TASK OBJECTIVE.
Transcribe every line exactly. Leave the pictures behind.
## begin
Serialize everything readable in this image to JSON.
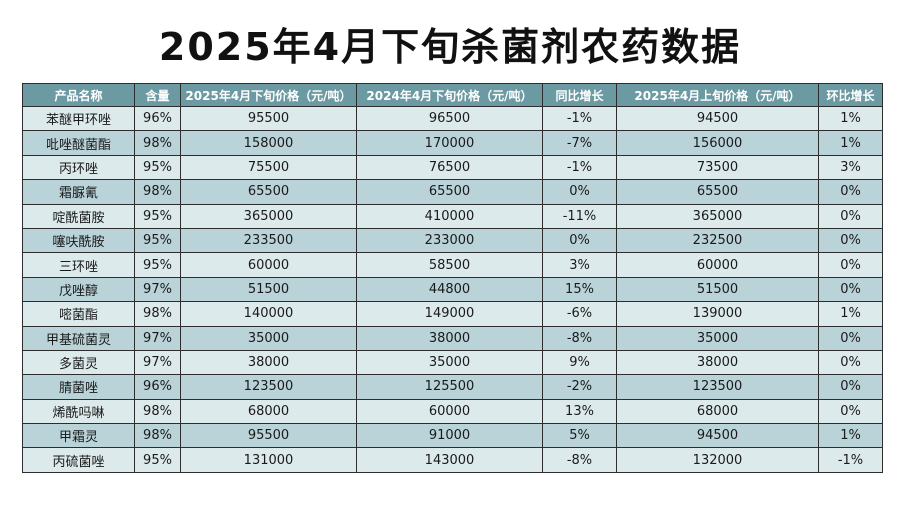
{
  "title": "2025年4月下旬杀菌剂农药数据",
  "chart_data": {
    "type": "table",
    "columns": [
      "产品名称",
      "含量",
      "2025年4月下旬价格（元/吨）",
      "2024年4月下旬价格（元/吨）",
      "同比增长",
      "2025年4月上旬价格（元/吨）",
      "环比增长"
    ],
    "rows": [
      [
        "苯醚甲环唑",
        "96%",
        "95500",
        "96500",
        "-1%",
        "94500",
        "1%"
      ],
      [
        "吡唑醚菌酯",
        "98%",
        "158000",
        "170000",
        "-7%",
        "156000",
        "1%"
      ],
      [
        "丙环唑",
        "95%",
        "75500",
        "76500",
        "-1%",
        "73500",
        "3%"
      ],
      [
        "霜脲氰",
        "98%",
        "65500",
        "65500",
        "0%",
        "65500",
        "0%"
      ],
      [
        "啶酰菌胺",
        "95%",
        "365000",
        "410000",
        "-11%",
        "365000",
        "0%"
      ],
      [
        "噻呋酰胺",
        "95%",
        "233500",
        "233000",
        "0%",
        "232500",
        "0%"
      ],
      [
        "三环唑",
        "95%",
        "60000",
        "58500",
        "3%",
        "60000",
        "0%"
      ],
      [
        "戊唑醇",
        "97%",
        "51500",
        "44800",
        "15%",
        "51500",
        "0%"
      ],
      [
        "嘧菌酯",
        "98%",
        "140000",
        "149000",
        "-6%",
        "139000",
        "1%"
      ],
      [
        "甲基硫菌灵",
        "97%",
        "35000",
        "38000",
        "-8%",
        "35000",
        "0%"
      ],
      [
        "多菌灵",
        "97%",
        "38000",
        "35000",
        "9%",
        "38000",
        "0%"
      ],
      [
        "腈菌唑",
        "96%",
        "123500",
        "125500",
        "-2%",
        "123500",
        "0%"
      ],
      [
        "烯酰吗啉",
        "98%",
        "68000",
        "60000",
        "13%",
        "68000",
        "0%"
      ],
      [
        "甲霜灵",
        "98%",
        "95500",
        "91000",
        "5%",
        "94500",
        "1%"
      ],
      [
        "丙硫菌唑",
        "95%",
        "131000",
        "143000",
        "-8%",
        "132000",
        "-1%"
      ]
    ]
  },
  "colors": {
    "header_bg": "#6c9aa3",
    "row_light": "#ddeaec",
    "row_dark": "#b9d3d8",
    "border": "#2d2d2d"
  }
}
## end
THE SOLUTION.
Serialize everything readable in this image to JSON.
{
  "title": "2025年4月下旬杀菌剂农药数据",
  "chart_data": {
    "type": "table",
    "columns": [
      "产品名称",
      "含量",
      "2025年4月下旬价格（元/吨）",
      "2024年4月下旬价格（元/吨）",
      "同比增长",
      "2025年4月上旬价格（元/吨）",
      "环比增长"
    ],
    "rows": [
      [
        "苯醚甲环唑",
        "96%",
        "95500",
        "96500",
        "-1%",
        "94500",
        "1%"
      ],
      [
        "吡唑醚菌酯",
        "98%",
        "158000",
        "170000",
        "-7%",
        "156000",
        "1%"
      ],
      [
        "丙环唑",
        "95%",
        "75500",
        "76500",
        "-1%",
        "73500",
        "3%"
      ],
      [
        "霜脲氰",
        "98%",
        "65500",
        "65500",
        "0%",
        "65500",
        "0%"
      ],
      [
        "啶酰菌胺",
        "95%",
        "365000",
        "410000",
        "-11%",
        "365000",
        "0%"
      ],
      [
        "噻呋酰胺",
        "95%",
        "233500",
        "233000",
        "0%",
        "232500",
        "0%"
      ],
      [
        "三环唑",
        "95%",
        "60000",
        "58500",
        "3%",
        "60000",
        "0%"
      ],
      [
        "戊唑醇",
        "97%",
        "51500",
        "44800",
        "15%",
        "51500",
        "0%"
      ],
      [
        "嘧菌酯",
        "98%",
        "140000",
        "149000",
        "-6%",
        "139000",
        "1%"
      ],
      [
        "甲基硫菌灵",
        "97%",
        "35000",
        "38000",
        "-8%",
        "35000",
        "0%"
      ],
      [
        "多菌灵",
        "97%",
        "38000",
        "35000",
        "9%",
        "38000",
        "0%"
      ],
      [
        "腈菌唑",
        "96%",
        "123500",
        "125500",
        "-2%",
        "123500",
        "0%"
      ],
      [
        "烯酰吗啉",
        "98%",
        "68000",
        "60000",
        "13%",
        "68000",
        "0%"
      ],
      [
        "甲霜灵",
        "98%",
        "95500",
        "91000",
        "5%",
        "94500",
        "1%"
      ],
      [
        "丙硫菌唑",
        "95%",
        "131000",
        "143000",
        "-8%",
        "132000",
        "-1%"
      ]
    ]
  },
  "colors": {
    "header_bg": "#6c9aa3",
    "row_light": "#ddeaec",
    "row_dark": "#b9d3d8",
    "border": "#2d2d2d"
  }
}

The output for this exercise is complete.